** What is expected **
Extract the complete listing and output it unchanged.

Records to process start

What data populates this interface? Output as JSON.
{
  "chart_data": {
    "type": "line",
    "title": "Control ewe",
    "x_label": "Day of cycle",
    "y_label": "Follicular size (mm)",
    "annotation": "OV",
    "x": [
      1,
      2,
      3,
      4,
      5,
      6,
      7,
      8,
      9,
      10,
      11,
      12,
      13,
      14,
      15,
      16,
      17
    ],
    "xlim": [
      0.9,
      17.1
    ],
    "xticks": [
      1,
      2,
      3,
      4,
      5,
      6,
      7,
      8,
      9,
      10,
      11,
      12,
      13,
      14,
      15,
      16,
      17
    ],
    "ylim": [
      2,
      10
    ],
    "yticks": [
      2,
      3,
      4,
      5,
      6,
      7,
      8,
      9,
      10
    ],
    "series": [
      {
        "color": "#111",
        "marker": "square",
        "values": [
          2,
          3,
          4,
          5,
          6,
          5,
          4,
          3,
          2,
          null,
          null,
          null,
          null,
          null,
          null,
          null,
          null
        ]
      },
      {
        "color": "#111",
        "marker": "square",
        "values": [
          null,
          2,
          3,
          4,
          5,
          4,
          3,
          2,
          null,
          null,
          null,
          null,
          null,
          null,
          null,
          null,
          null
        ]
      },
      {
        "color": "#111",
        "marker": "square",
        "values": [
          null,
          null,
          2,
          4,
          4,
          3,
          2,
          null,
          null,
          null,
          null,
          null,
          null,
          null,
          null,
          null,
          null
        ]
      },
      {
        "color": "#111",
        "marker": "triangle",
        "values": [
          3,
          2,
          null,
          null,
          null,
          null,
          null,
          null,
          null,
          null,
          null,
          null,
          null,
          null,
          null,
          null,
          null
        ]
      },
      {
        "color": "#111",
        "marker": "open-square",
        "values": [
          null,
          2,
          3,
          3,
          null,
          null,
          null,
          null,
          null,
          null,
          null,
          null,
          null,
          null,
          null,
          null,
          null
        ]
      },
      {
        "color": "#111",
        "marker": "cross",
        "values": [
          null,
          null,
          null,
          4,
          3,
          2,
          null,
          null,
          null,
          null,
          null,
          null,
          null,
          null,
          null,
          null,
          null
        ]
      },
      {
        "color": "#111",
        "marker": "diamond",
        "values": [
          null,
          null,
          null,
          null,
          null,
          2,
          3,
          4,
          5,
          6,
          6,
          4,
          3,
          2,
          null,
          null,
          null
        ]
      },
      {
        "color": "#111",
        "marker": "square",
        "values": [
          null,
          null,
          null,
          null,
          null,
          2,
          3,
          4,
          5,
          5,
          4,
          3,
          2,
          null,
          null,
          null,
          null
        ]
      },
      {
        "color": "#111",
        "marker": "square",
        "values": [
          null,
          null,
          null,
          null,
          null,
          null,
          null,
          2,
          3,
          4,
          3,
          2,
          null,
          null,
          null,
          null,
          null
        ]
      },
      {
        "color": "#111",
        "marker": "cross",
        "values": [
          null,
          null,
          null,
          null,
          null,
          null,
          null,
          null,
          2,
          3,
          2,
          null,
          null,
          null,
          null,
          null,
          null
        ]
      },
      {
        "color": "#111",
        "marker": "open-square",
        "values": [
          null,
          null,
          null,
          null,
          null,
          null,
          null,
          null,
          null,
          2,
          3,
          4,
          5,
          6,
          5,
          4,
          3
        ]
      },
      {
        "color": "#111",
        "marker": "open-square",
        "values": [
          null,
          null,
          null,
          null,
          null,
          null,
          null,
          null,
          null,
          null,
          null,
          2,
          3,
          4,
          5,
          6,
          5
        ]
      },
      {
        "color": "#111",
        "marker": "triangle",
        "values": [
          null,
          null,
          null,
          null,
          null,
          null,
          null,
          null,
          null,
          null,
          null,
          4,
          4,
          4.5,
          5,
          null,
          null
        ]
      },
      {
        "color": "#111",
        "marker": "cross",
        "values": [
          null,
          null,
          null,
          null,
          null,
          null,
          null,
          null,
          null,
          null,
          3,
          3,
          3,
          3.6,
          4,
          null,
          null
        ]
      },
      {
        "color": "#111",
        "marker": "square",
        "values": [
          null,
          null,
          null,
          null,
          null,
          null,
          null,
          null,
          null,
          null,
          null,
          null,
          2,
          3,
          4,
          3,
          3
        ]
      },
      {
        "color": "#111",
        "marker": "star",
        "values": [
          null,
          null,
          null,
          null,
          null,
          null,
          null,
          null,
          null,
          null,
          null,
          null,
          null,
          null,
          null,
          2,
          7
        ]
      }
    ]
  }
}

Records to process end

** Answer in full **
What data populates this interface? Output as JSON.
{
  "chart_data": {
    "type": "line",
    "title": "Control ewe",
    "x_label": "Day of cycle",
    "y_label": "Follicular size (mm)",
    "annotation": "OV",
    "x": [
      1,
      2,
      3,
      4,
      5,
      6,
      7,
      8,
      9,
      10,
      11,
      12,
      13,
      14,
      15,
      16,
      17
    ],
    "xlim": [
      0.9,
      17.1
    ],
    "xticks": [
      1,
      2,
      3,
      4,
      5,
      6,
      7,
      8,
      9,
      10,
      11,
      12,
      13,
      14,
      15,
      16,
      17
    ],
    "ylim": [
      2,
      10
    ],
    "yticks": [
      2,
      3,
      4,
      5,
      6,
      7,
      8,
      9,
      10
    ],
    "series": [
      {
        "color": "#111",
        "marker": "square",
        "values": [
          2,
          3,
          4,
          5,
          6,
          5,
          4,
          3,
          2,
          null,
          null,
          null,
          null,
          null,
          null,
          null,
          null
        ]
      },
      {
        "color": "#111",
        "marker": "square",
        "values": [
          null,
          2,
          3,
          4,
          5,
          4,
          3,
          2,
          null,
          null,
          null,
          null,
          null,
          null,
          null,
          null,
          null
        ]
      },
      {
        "color": "#111",
        "marker": "square",
        "values": [
          null,
          null,
          2,
          4,
          4,
          3,
          2,
          null,
          null,
          null,
          null,
          null,
          null,
          null,
          null,
          null,
          null
        ]
      },
      {
        "color": "#111",
        "marker": "triangle",
        "values": [
          3,
          2,
          null,
          null,
          null,
          null,
          null,
          null,
          null,
          null,
          null,
          null,
          null,
          null,
          null,
          null,
          null
        ]
      },
      {
        "color": "#111",
        "marker": "open-square",
        "values": [
          null,
          2,
          3,
          3,
          null,
          null,
          null,
          null,
          null,
          null,
          null,
          null,
          null,
          null,
          null,
          null,
          null
        ]
      },
      {
        "color": "#111",
        "marker": "cross",
        "values": [
          null,
          null,
          null,
          4,
          3,
          2,
          null,
          null,
          null,
          null,
          null,
          null,
          null,
          null,
          null,
          null,
          null
        ]
      },
      {
        "color": "#111",
        "marker": "diamond",
        "values": [
          null,
          null,
          null,
          null,
          null,
          2,
          3,
          4,
          5,
          6,
          6,
          4,
          3,
          2,
          null,
          null,
          null
        ]
      },
      {
        "color": "#111",
        "marker": "square",
        "values": [
          null,
          null,
          null,
          null,
          null,
          2,
          3,
          4,
          5,
          5,
          4,
          3,
          2,
          null,
          null,
          null,
          null
        ]
      },
      {
        "color": "#111",
        "marker": "square",
        "values": [
          null,
          null,
          null,
          null,
          null,
          null,
          null,
          2,
          3,
          4,
          3,
          2,
          null,
          null,
          null,
          null,
          null
        ]
      },
      {
        "color": "#111",
        "marker": "cross",
        "values": [
          null,
          null,
          null,
          null,
          null,
          null,
          null,
          null,
          2,
          3,
          2,
          null,
          null,
          null,
          null,
          null,
          null
        ]
      },
      {
        "color": "#111",
        "marker": "open-square",
        "values": [
          null,
          null,
          null,
          null,
          null,
          null,
          null,
          null,
          null,
          2,
          3,
          4,
          5,
          6,
          5,
          4,
          3
        ]
      },
      {
        "color": "#111",
        "marker": "open-square",
        "values": [
          null,
          null,
          null,
          null,
          null,
          null,
          null,
          null,
          null,
          null,
          null,
          2,
          3,
          4,
          5,
          6,
          5
        ]
      },
      {
        "color": "#111",
        "marker": "triangle",
        "values": [
          null,
          null,
          null,
          null,
          null,
          null,
          null,
          null,
          null,
          null,
          null,
          4,
          4,
          4.5,
          5,
          null,
          null
        ]
      },
      {
        "color": "#111",
        "marker": "cross",
        "values": [
          null,
          null,
          null,
          null,
          null,
          null,
          null,
          null,
          null,
          null,
          3,
          3,
          3,
          3.6,
          4,
          null,
          null
        ]
      },
      {
        "color": "#111",
        "marker": "square",
        "values": [
          null,
          null,
          null,
          null,
          null,
          null,
          null,
          null,
          null,
          null,
          null,
          null,
          2,
          3,
          4,
          3,
          3
        ]
      },
      {
        "color": "#111",
        "marker": "star",
        "values": [
          null,
          null,
          null,
          null,
          null,
          null,
          null,
          null,
          null,
          null,
          null,
          null,
          null,
          null,
          null,
          2,
          7
        ]
      }
    ]
  }
}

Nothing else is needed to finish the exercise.